Set problem: Output all entries verbatim. Skip pictures.

Records shown:
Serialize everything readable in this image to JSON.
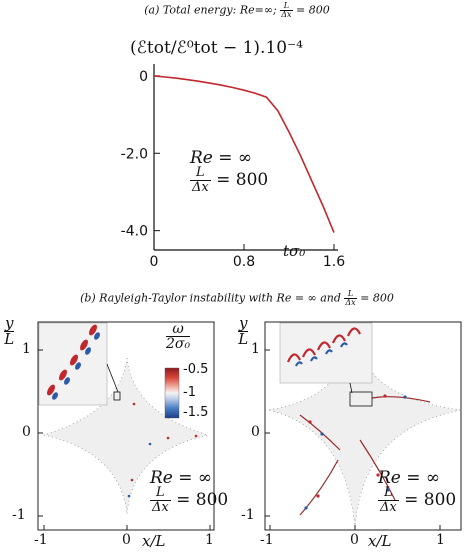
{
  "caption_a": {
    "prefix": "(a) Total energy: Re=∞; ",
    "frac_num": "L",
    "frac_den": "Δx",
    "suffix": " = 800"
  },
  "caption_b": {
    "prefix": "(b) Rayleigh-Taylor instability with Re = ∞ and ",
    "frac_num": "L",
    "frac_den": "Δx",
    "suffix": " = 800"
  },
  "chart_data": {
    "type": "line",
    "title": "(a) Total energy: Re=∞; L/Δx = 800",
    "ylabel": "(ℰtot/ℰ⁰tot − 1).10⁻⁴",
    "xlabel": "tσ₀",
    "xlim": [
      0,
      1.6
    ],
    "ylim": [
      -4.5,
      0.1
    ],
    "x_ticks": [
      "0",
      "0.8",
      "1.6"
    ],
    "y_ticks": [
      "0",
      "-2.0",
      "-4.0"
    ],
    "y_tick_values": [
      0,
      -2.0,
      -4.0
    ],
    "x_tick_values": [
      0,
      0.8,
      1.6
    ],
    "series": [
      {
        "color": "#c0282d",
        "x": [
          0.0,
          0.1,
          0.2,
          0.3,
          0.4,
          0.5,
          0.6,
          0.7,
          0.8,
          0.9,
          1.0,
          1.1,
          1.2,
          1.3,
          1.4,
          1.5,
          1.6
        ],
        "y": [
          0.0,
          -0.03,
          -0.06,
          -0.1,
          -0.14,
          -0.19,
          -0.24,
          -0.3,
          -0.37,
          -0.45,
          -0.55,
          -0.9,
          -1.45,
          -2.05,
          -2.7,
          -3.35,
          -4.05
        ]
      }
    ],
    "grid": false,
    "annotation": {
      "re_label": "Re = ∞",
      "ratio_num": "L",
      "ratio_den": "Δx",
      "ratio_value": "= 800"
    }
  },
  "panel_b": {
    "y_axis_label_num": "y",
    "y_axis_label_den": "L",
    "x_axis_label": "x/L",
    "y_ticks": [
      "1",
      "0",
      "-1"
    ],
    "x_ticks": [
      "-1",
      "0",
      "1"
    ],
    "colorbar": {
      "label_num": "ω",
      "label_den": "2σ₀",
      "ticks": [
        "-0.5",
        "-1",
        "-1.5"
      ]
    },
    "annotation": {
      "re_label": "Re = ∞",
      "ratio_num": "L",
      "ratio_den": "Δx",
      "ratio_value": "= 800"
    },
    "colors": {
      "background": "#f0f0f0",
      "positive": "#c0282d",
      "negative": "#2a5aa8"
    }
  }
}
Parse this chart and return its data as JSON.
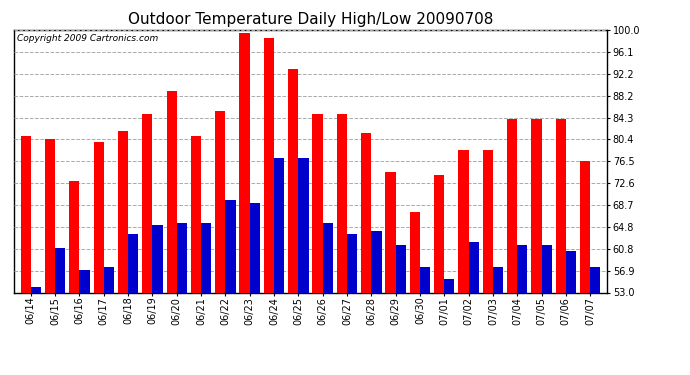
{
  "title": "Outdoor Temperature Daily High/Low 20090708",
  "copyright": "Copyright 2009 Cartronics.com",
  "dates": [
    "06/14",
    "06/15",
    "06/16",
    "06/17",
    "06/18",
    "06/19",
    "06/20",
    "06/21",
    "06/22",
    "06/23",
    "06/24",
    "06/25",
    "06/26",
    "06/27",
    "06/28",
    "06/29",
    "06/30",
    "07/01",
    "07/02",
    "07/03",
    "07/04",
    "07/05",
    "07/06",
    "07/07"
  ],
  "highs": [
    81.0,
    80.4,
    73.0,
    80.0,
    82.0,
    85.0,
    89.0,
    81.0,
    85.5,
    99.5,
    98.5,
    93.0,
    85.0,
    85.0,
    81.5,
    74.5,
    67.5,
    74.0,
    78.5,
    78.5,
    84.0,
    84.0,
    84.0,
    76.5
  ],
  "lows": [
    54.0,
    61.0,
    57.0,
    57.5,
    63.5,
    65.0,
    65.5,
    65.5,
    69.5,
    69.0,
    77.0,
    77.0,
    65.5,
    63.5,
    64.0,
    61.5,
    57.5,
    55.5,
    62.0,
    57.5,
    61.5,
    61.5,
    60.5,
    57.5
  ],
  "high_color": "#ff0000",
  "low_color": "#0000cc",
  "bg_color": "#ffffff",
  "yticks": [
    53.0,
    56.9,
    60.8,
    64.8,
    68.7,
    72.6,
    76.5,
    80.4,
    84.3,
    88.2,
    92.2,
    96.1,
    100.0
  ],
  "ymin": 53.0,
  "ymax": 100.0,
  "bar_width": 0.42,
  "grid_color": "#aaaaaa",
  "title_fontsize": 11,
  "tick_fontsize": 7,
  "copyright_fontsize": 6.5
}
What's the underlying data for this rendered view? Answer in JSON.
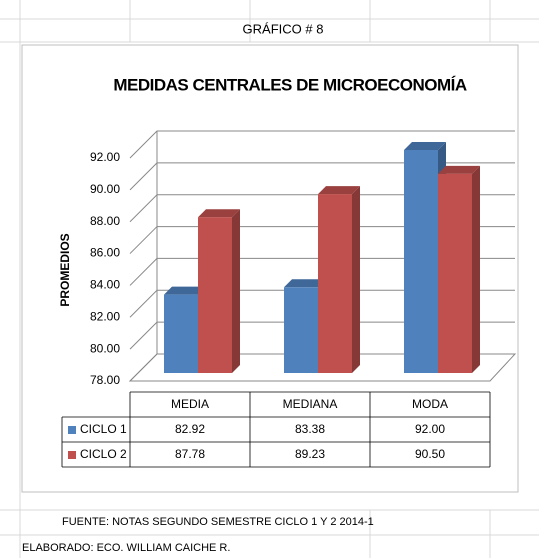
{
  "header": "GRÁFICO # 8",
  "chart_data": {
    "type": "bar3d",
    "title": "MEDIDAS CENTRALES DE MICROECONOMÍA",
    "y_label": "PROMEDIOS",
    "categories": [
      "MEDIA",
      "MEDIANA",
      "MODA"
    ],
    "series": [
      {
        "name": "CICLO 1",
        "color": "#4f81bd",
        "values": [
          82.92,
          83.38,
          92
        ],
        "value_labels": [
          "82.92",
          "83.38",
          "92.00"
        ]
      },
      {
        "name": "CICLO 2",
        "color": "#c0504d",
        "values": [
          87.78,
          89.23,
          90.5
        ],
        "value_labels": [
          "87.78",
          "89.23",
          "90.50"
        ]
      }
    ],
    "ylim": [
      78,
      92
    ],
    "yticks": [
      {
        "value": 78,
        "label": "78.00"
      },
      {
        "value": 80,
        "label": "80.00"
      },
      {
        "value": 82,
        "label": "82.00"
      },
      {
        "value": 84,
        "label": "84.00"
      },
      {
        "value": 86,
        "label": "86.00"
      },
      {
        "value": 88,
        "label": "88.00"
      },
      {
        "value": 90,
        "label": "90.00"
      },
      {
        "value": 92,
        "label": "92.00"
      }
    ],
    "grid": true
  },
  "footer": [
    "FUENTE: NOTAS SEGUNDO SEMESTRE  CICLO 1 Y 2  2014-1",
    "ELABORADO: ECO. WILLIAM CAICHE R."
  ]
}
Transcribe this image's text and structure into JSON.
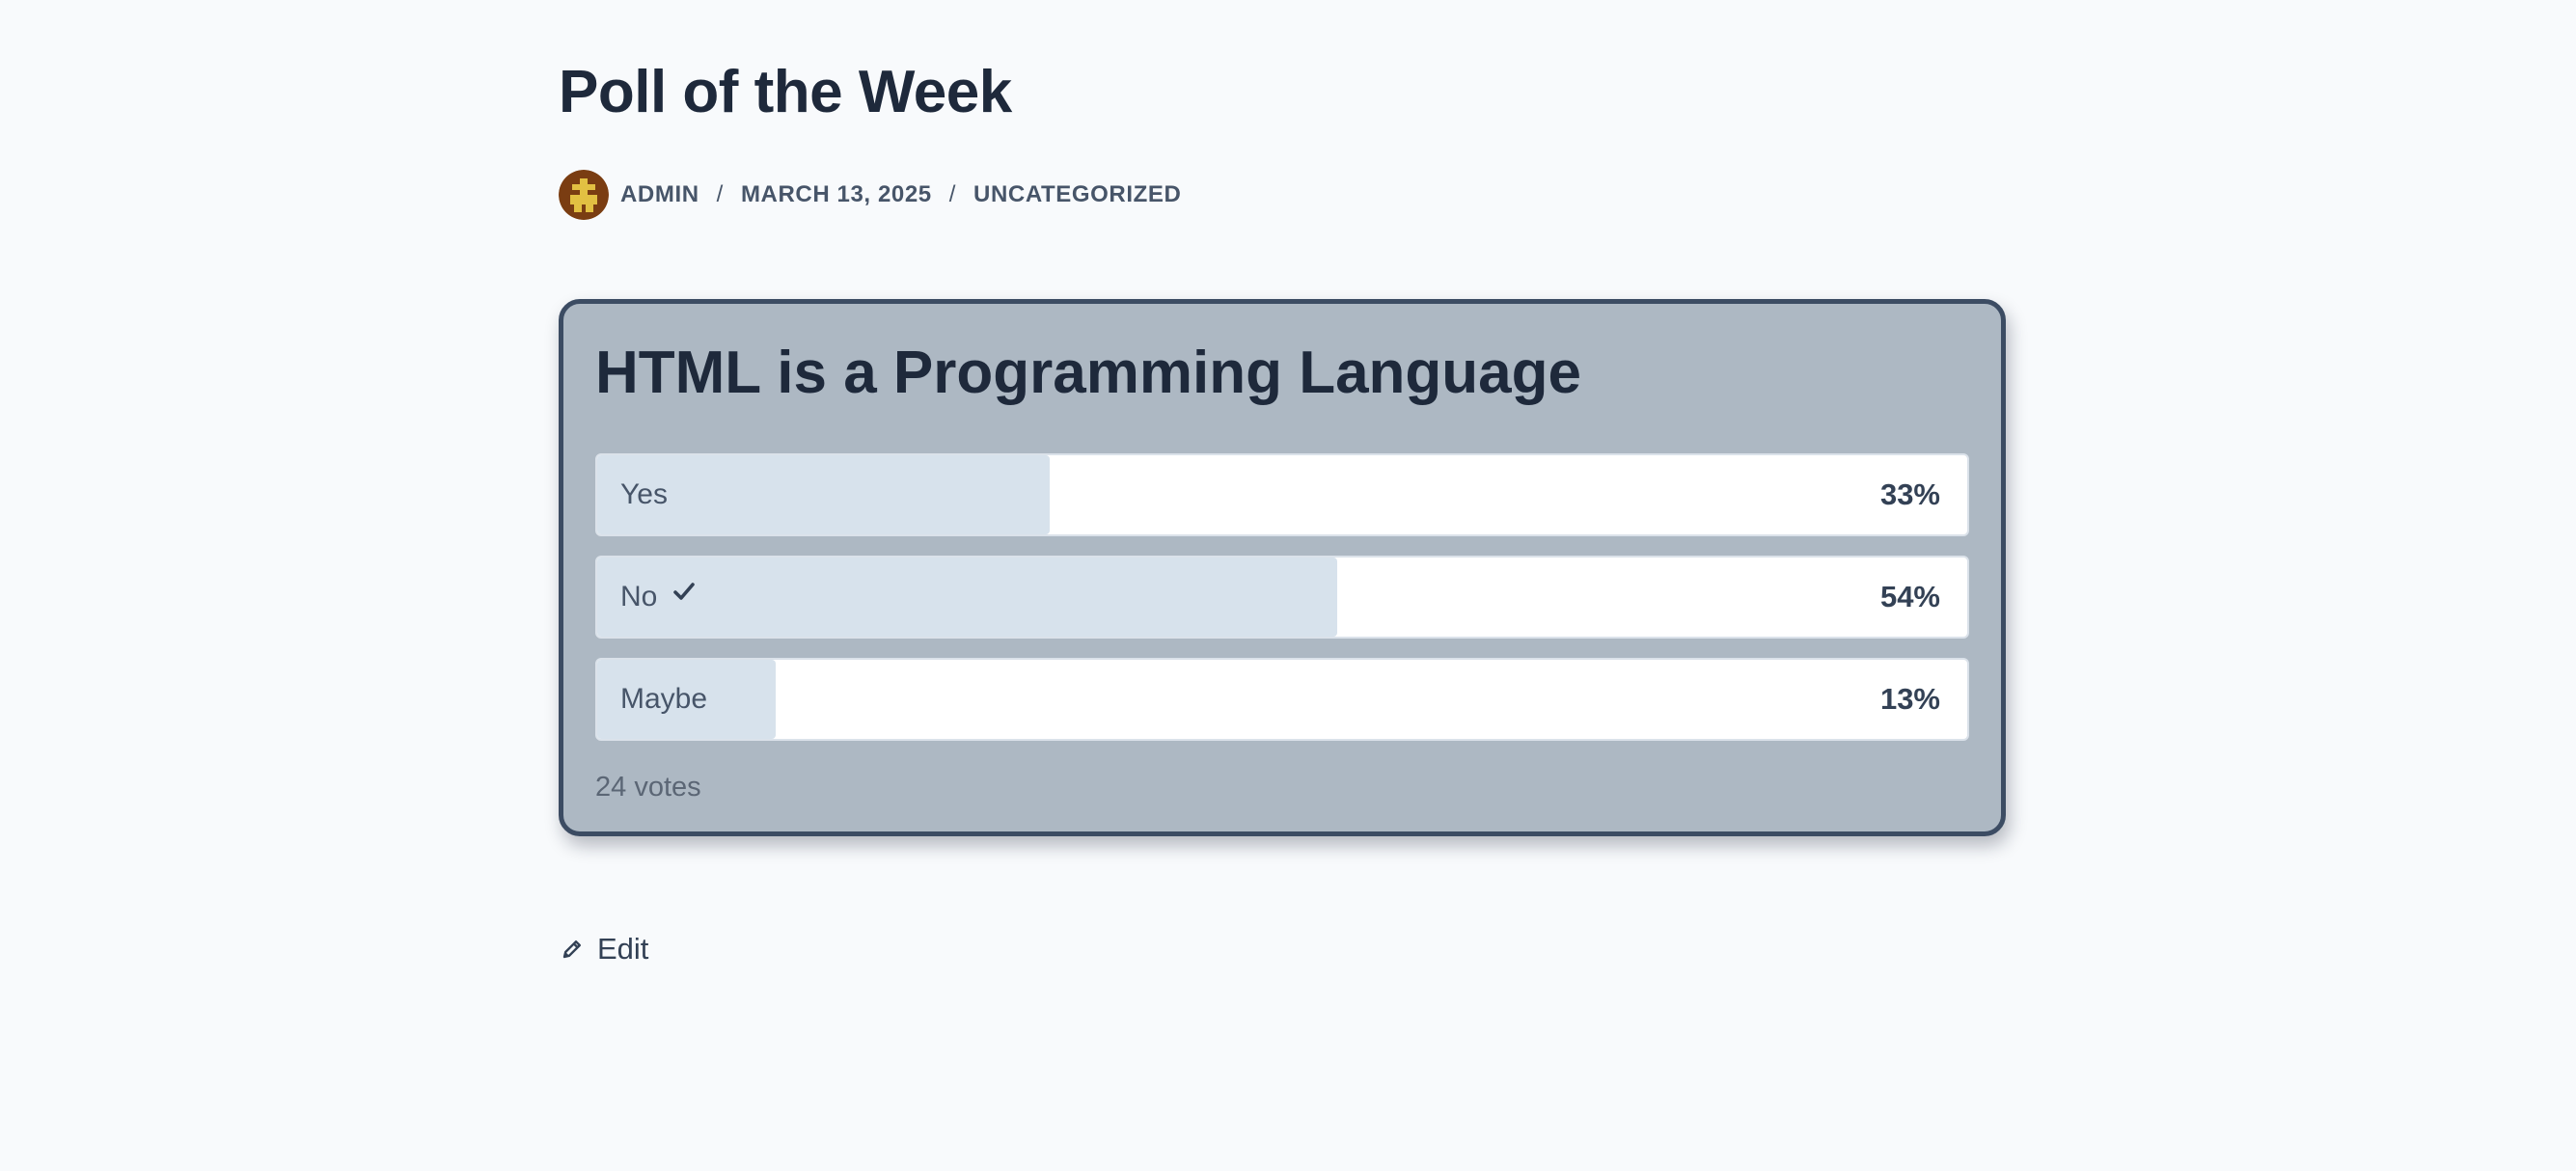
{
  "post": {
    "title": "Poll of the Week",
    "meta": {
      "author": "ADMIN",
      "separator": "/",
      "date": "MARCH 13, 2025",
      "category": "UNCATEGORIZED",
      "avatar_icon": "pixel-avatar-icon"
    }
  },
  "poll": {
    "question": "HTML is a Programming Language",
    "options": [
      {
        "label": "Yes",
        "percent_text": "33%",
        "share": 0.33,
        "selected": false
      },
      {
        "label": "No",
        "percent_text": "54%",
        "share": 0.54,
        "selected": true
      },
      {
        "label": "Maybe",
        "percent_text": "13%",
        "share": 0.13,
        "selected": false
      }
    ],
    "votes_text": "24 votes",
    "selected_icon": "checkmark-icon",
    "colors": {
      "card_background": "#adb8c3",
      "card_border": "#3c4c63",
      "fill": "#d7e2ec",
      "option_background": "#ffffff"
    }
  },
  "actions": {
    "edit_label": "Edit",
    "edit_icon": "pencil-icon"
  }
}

Result of the task:
Serialize everything readable in this image to JSON.
{
  "caption_a": {
    "prefix": "(a) Total energy: Re=∞; ",
    "frac_num": "L",
    "frac_den": "Δx",
    "suffix": " = 800"
  },
  "caption_b": {
    "prefix": "(b) Rayleigh-Taylor instability with Re = ∞ and ",
    "frac_num": "L",
    "frac_den": "Δx",
    "suffix": " = 800"
  },
  "chart_data": {
    "type": "line",
    "title": "(a) Total energy: Re=∞; L/Δx = 800",
    "ylabel": "(ℰtot/ℰ⁰tot − 1).10⁻⁴",
    "xlabel": "tσ₀",
    "xlim": [
      0,
      1.6
    ],
    "ylim": [
      -4.5,
      0.1
    ],
    "x_ticks": [
      "0",
      "0.8",
      "1.6"
    ],
    "y_ticks": [
      "0",
      "-2.0",
      "-4.0"
    ],
    "y_tick_values": [
      0,
      -2.0,
      -4.0
    ],
    "x_tick_values": [
      0,
      0.8,
      1.6
    ],
    "series": [
      {
        "color": "#c0282d",
        "x": [
          0.0,
          0.1,
          0.2,
          0.3,
          0.4,
          0.5,
          0.6,
          0.7,
          0.8,
          0.9,
          1.0,
          1.1,
          1.2,
          1.3,
          1.4,
          1.5,
          1.6
        ],
        "y": [
          0.0,
          -0.03,
          -0.06,
          -0.1,
          -0.14,
          -0.19,
          -0.24,
          -0.3,
          -0.37,
          -0.45,
          -0.55,
          -0.9,
          -1.45,
          -2.05,
          -2.7,
          -3.35,
          -4.05
        ]
      }
    ],
    "grid": false,
    "annotation": {
      "re_label": "Re = ∞",
      "ratio_num": "L",
      "ratio_den": "Δx",
      "ratio_value": "= 800"
    }
  },
  "panel_b": {
    "y_axis_label_num": "y",
    "y_axis_label_den": "L",
    "x_axis_label": "x/L",
    "y_ticks": [
      "1",
      "0",
      "-1"
    ],
    "x_ticks": [
      "-1",
      "0",
      "1"
    ],
    "colorbar": {
      "label_num": "ω",
      "label_den": "2σ₀",
      "ticks": [
        "-0.5",
        "-1",
        "-1.5"
      ]
    },
    "annotation": {
      "re_label": "Re = ∞",
      "ratio_num": "L",
      "ratio_den": "Δx",
      "ratio_value": "= 800"
    },
    "colors": {
      "background": "#f0f0f0",
      "positive": "#c0282d",
      "negative": "#2a5aa8"
    }
  }
}
Parse this chart and return its data as JSON.
{
  "title": "Outdoor Temperature Daily High/Low 20090708",
  "copyright": "Copyright 2009 Cartronics.com",
  "dates": [
    "06/14",
    "06/15",
    "06/16",
    "06/17",
    "06/18",
    "06/19",
    "06/20",
    "06/21",
    "06/22",
    "06/23",
    "06/24",
    "06/25",
    "06/26",
    "06/27",
    "06/28",
    "06/29",
    "06/30",
    "07/01",
    "07/02",
    "07/03",
    "07/04",
    "07/05",
    "07/06",
    "07/07"
  ],
  "highs": [
    81.0,
    80.4,
    73.0,
    80.0,
    82.0,
    85.0,
    89.0,
    81.0,
    85.5,
    99.5,
    98.5,
    93.0,
    85.0,
    85.0,
    81.5,
    74.5,
    67.5,
    74.0,
    78.5,
    78.5,
    84.0,
    84.0,
    84.0,
    76.5
  ],
  "lows": [
    54.0,
    61.0,
    57.0,
    57.5,
    63.5,
    65.0,
    65.5,
    65.5,
    69.5,
    69.0,
    77.0,
    77.0,
    65.5,
    63.5,
    64.0,
    61.5,
    57.5,
    55.5,
    62.0,
    57.5,
    61.5,
    61.5,
    60.5,
    57.5
  ],
  "high_color": "#ff0000",
  "low_color": "#0000cc",
  "bg_color": "#ffffff",
  "yticks": [
    53.0,
    56.9,
    60.8,
    64.8,
    68.7,
    72.6,
    76.5,
    80.4,
    84.3,
    88.2,
    92.2,
    96.1,
    100.0
  ],
  "ymin": 53.0,
  "ymax": 100.0,
  "bar_width": 0.42,
  "grid_color": "#aaaaaa",
  "title_fontsize": 11,
  "tick_fontsize": 7,
  "copyright_fontsize": 6.5
}
What's the underlying data for this rendered view? Answer in JSON.
{
  "header": "GRÁFICO # 8",
  "chart_data": {
    "type": "bar3d",
    "title": "MEDIDAS CENTRALES DE MICROECONOMÍA",
    "y_label": "PROMEDIOS",
    "categories": [
      "MEDIA",
      "MEDIANA",
      "MODA"
    ],
    "series": [
      {
        "name": "CICLO 1",
        "color": "#4f81bd",
        "values": [
          82.92,
          83.38,
          92
        ],
        "value_labels": [
          "82.92",
          "83.38",
          "92.00"
        ]
      },
      {
        "name": "CICLO 2",
        "color": "#c0504d",
        "values": [
          87.78,
          89.23,
          90.5
        ],
        "value_labels": [
          "87.78",
          "89.23",
          "90.50"
        ]
      }
    ],
    "ylim": [
      78,
      92
    ],
    "yticks": [
      {
        "value": 78,
        "label": "78.00"
      },
      {
        "value": 80,
        "label": "80.00"
      },
      {
        "value": 82,
        "label": "82.00"
      },
      {
        "value": 84,
        "label": "84.00"
      },
      {
        "value": 86,
        "label": "86.00"
      },
      {
        "value": 88,
        "label": "88.00"
      },
      {
        "value": 90,
        "label": "90.00"
      },
      {
        "value": 92,
        "label": "92.00"
      }
    ],
    "grid": true
  },
  "footer": [
    "FUENTE: NOTAS SEGUNDO SEMESTRE  CICLO 1 Y 2  2014-1",
    "ELABORADO: ECO. WILLIAM CAICHE R."
  ]
}
Transcribe this image's text and structure into JSON.
{
  "post": {
    "title": "Poll of the Week",
    "meta": {
      "author": "ADMIN",
      "separator": "/",
      "date": "MARCH 13, 2025",
      "category": "UNCATEGORIZED",
      "avatar_icon": "pixel-avatar-icon"
    }
  },
  "poll": {
    "question": "HTML is a Programming Language",
    "options": [
      {
        "label": "Yes",
        "percent_text": "33%",
        "share": 0.33,
        "selected": false
      },
      {
        "label": "No",
        "percent_text": "54%",
        "share": 0.54,
        "selected": true
      },
      {
        "label": "Maybe",
        "percent_text": "13%",
        "share": 0.13,
        "selected": false
      }
    ],
    "votes_text": "24 votes",
    "selected_icon": "checkmark-icon",
    "colors": {
      "card_background": "#adb8c3",
      "card_border": "#3c4c63",
      "fill": "#d7e2ec",
      "option_background": "#ffffff"
    }
  },
  "actions": {
    "edit_label": "Edit",
    "edit_icon": "pencil-icon"
  }
}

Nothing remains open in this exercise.